── Bloco de texto
Apaixone-se pelo problema e não pela inovação

A chave para desenvolver soluções eficazes e alinhadas às reais necessidades dos clientes, mercado e sociedade. Por Dagoberto Trento, sócio da Innoscience.

Naval Ravikant, renomado empreendedor do Vale do Silício, apresenta em seu livro “O Almanaque de Naval Ravikant” uma visão perspicaz na sua forma de entender onde estão as oportunidades para inovar e empreender: “A sociedade vai pagar você para que crie as coisas que ela deseja. Mas a sociedade ainda não sabe como criá-las, porque, se soubesse, não precisaria de você. Se você quer ser bem-sucedido, precisa tentar descobrir o que a sociedade deseja, mas não sabe como obter”.

Essa reflexão fortaleceu minha crença, frequentemente compartilhada em discussões com clientes, sócios e colegas sobre os desafios da inovação corporativa: inovar transcende a introdução de novos produtos, mercados ou clientes; é essencialmente sobre se antecipar e se dedicar a resolver problemas significativos, através de execução disciplinada. Acrescento:

i) Precisamos ser empreendedores (transpiração), além de inovadores (inspiração)

ii) Focar naquilo que é realmente relevante;

iii) Apresentar resultados concretos que agreguem valor para clientes, sociedade e empresa.

No universo da inovação, é comum a obsessão por desenvolver algo totalmente novo e disruptivo. Contudo, uma abordagem mais profunda e significativa se faz oportuna. Adotar o princípio de “Apaixone-se pelo problema, não pela inovação”, nos remete a uma mentalidade transformadora, capaz de mudar radicalmente nossa forma de encarar a inovação.

Fonte: Innoscience

Focar no problema como ponto de partida para a inovação requer um mergulho profundo no contexto em que a empresa orbita e nas necessidades e dificuldades dos seus clientes. Isso requer uma mentalidade de curiosidade e empatia, desafiando constantemente o status quo e buscando entender as causas fundamentais dos desafios enfrentados.
────
── Dados fornecidos
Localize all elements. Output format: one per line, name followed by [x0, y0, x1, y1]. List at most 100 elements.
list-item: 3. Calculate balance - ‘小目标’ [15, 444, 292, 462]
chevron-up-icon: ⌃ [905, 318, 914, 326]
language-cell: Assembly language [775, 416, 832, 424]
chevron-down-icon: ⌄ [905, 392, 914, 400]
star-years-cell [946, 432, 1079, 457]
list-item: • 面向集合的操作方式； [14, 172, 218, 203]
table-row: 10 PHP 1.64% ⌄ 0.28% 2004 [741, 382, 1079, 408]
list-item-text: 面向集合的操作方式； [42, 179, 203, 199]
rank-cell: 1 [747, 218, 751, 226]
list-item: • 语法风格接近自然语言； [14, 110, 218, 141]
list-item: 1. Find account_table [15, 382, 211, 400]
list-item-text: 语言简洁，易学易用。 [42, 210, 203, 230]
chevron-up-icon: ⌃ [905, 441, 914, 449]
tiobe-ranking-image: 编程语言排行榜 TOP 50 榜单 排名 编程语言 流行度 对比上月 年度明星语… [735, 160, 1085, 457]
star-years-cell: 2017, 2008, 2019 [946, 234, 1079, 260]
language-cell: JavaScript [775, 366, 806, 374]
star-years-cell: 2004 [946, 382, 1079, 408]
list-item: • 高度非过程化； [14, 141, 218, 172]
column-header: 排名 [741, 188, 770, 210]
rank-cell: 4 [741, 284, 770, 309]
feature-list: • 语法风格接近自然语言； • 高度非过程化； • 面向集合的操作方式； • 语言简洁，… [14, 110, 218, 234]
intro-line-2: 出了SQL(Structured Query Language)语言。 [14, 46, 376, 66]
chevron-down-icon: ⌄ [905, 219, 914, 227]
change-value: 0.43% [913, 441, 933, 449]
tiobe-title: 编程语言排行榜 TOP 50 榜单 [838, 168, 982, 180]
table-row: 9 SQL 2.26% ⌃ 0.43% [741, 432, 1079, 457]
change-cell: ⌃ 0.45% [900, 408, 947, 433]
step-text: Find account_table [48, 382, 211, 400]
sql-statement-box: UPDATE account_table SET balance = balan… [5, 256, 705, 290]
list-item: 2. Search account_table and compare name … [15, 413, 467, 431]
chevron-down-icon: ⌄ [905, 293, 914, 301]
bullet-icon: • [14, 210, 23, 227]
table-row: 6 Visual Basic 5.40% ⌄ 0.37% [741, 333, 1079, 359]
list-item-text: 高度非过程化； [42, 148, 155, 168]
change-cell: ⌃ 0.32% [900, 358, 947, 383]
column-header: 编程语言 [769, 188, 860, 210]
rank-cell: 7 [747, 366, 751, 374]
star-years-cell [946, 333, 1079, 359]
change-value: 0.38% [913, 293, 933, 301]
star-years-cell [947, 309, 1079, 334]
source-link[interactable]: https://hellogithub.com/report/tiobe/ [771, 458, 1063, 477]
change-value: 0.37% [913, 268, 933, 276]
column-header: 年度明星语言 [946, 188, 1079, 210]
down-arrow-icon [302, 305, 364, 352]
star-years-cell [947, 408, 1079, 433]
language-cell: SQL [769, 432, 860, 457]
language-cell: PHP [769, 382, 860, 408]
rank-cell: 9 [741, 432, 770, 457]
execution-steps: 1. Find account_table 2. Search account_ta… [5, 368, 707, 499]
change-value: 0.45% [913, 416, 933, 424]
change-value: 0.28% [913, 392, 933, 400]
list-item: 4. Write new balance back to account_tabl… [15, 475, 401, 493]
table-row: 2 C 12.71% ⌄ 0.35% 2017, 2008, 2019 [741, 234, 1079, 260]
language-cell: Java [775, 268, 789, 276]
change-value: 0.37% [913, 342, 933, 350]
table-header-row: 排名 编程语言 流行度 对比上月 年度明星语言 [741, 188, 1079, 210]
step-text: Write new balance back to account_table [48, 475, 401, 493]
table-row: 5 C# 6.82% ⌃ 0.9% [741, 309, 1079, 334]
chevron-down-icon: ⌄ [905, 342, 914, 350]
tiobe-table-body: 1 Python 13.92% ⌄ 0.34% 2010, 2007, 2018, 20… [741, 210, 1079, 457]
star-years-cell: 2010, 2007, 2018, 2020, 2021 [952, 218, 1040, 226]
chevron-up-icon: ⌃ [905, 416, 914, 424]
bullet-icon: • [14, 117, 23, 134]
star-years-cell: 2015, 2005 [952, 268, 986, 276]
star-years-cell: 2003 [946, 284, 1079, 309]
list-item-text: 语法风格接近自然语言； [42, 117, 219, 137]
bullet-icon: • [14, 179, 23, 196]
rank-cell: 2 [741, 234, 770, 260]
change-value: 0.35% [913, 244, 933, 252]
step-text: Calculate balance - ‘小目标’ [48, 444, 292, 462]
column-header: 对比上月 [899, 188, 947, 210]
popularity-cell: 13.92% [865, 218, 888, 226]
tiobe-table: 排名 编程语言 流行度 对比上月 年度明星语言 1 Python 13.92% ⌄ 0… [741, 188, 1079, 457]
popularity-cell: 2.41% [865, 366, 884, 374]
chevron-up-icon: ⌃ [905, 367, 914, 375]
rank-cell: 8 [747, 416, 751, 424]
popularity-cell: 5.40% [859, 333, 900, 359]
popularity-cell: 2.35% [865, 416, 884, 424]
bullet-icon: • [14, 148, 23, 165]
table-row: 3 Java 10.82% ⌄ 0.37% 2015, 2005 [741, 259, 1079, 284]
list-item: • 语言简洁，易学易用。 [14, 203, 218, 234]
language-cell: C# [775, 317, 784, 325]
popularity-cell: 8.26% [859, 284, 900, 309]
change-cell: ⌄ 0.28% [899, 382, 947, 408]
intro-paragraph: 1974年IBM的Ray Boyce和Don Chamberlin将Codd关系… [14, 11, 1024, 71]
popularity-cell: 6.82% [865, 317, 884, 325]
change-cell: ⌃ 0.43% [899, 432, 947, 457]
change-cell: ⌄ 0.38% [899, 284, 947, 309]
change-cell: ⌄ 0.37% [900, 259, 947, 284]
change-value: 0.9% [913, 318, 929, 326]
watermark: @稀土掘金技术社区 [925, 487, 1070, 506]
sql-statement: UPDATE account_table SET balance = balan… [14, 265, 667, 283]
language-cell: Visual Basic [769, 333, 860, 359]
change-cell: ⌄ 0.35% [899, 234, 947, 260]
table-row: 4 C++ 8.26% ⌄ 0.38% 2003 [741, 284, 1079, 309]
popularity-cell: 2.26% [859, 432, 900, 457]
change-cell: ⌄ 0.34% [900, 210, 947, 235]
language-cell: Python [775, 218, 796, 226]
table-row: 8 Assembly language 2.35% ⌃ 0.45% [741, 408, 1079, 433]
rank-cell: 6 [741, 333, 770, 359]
────
### Tarefas a cumprir:
1 - Reproduza o trecho do texto sobre inovação que vai de "Focar no problema" até "dos desafios enfrentados.", incluindo este último.
2 - Segundo o texto sobre inovação, de qual empresa Dagoberto Trento é sócio?
3 - Continue o texto sobre inovação a partir da última frase apresentada.

### Respostas:
1 -
Focar no problema como ponto de partida para a inovação requer um mergulho profundo no contexto em que a empresa orbita e nas necessidades e dificuldades dos seus clientes. Isso requer uma mentalidade de curiosidade e empatia, desafiando constantemente o status quo e buscando entender as causas fundamentais dos desafios enfrentados.

2 - Da Innoscience.

3 -
UM PROBLEMA DE R$ 25 MILHÕES

Recentemente em um programa de intraempreendedorismo que estamos realizando com um cliente destacável no cenário brasileiro, um intraempreendedor apresentou uma ideia para solucionar um problema aparentemente simples que, talvez por sua simplicidade, não estava recebendo a atenção necessária. Incertos sobre o potencial retorno dessa iniciativa, decidimos investigar mais a fundo o contexto para compreender melhor as implicações.

Contextualização do Problema

  • Descrição do Modelo de Negócio da empresa: Mensalidades em serviços de saúde.
  • Problema: Processo de renegociação de dívidas moroso e complicado, envolvendo contato via 0800 ou visita a lojas físicas.
  • Impacto: Clientes inadimplentes enfrentavam dificuldades para regularizar suas contas, o que levava a uma maior taxa de churn (cancelamento de serviços) e insatisfação do cliente.

Definição da Necessidade

  • Necessidade Primária: Simplificar o processo de renegociação para que seja rápido e possa ser realizado sem intermediários.
  • Objetivo: Melhorar a experiência do cliente e reduzir a taxa de inadimplência e churn.

Hipótese de Solução

  • Hipótese: Criar uma solução online que permita aos clientes renegociar suas dívidas de forma autônoma e instantânea.
  • Funcionalidades Esperadas:
    • Interface simples e intuitiva para o usuário.
    • Opções de renegociação flexíveis, como planos de pagamento, descontos por antecipação, etc.
    • Autenticação segura para proteger as informações do cliente.
    • Integração com sistemas de pagamento para transações imediatas.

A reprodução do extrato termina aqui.